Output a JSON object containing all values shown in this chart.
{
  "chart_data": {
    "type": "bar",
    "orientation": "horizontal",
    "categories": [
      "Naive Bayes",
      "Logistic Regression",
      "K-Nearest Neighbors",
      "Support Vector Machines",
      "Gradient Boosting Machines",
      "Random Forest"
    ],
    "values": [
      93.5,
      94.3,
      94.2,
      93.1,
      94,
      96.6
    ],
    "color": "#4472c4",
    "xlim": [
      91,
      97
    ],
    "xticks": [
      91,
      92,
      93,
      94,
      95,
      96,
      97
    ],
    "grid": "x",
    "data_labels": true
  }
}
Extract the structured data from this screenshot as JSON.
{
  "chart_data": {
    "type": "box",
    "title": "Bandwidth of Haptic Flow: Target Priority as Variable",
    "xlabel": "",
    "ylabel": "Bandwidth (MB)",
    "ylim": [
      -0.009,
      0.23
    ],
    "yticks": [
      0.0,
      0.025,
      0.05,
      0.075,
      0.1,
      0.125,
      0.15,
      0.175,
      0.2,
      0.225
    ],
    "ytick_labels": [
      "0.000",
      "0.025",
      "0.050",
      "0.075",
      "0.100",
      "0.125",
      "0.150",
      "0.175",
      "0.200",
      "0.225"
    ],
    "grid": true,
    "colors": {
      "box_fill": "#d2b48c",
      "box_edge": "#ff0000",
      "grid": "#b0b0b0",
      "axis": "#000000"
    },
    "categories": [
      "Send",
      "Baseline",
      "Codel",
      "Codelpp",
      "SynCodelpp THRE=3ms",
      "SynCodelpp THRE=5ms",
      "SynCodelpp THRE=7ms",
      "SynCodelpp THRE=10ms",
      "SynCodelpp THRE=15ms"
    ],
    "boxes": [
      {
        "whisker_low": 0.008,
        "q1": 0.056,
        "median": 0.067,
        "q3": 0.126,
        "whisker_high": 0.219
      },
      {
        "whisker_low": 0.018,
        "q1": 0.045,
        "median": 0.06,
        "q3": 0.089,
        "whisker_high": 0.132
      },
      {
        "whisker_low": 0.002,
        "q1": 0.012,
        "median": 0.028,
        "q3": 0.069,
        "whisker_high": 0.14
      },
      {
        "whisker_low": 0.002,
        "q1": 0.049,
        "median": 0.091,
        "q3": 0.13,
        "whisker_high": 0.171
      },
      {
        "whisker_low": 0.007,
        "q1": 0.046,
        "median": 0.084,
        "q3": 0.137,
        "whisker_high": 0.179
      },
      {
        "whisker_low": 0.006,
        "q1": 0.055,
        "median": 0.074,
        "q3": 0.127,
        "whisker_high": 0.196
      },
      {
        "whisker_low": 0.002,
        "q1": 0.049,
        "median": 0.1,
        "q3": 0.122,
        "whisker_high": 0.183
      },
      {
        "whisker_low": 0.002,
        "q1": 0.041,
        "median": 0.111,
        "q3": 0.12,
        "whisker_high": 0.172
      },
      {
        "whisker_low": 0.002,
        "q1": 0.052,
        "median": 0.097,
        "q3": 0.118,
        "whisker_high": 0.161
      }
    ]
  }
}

════════════════

List each line in the listing that contains the string "Bandwidth".

    "title": "Bandwidth of Haptic Flow: Target Priority as Variable",
    "ylabel": "Bandwidth (MB)",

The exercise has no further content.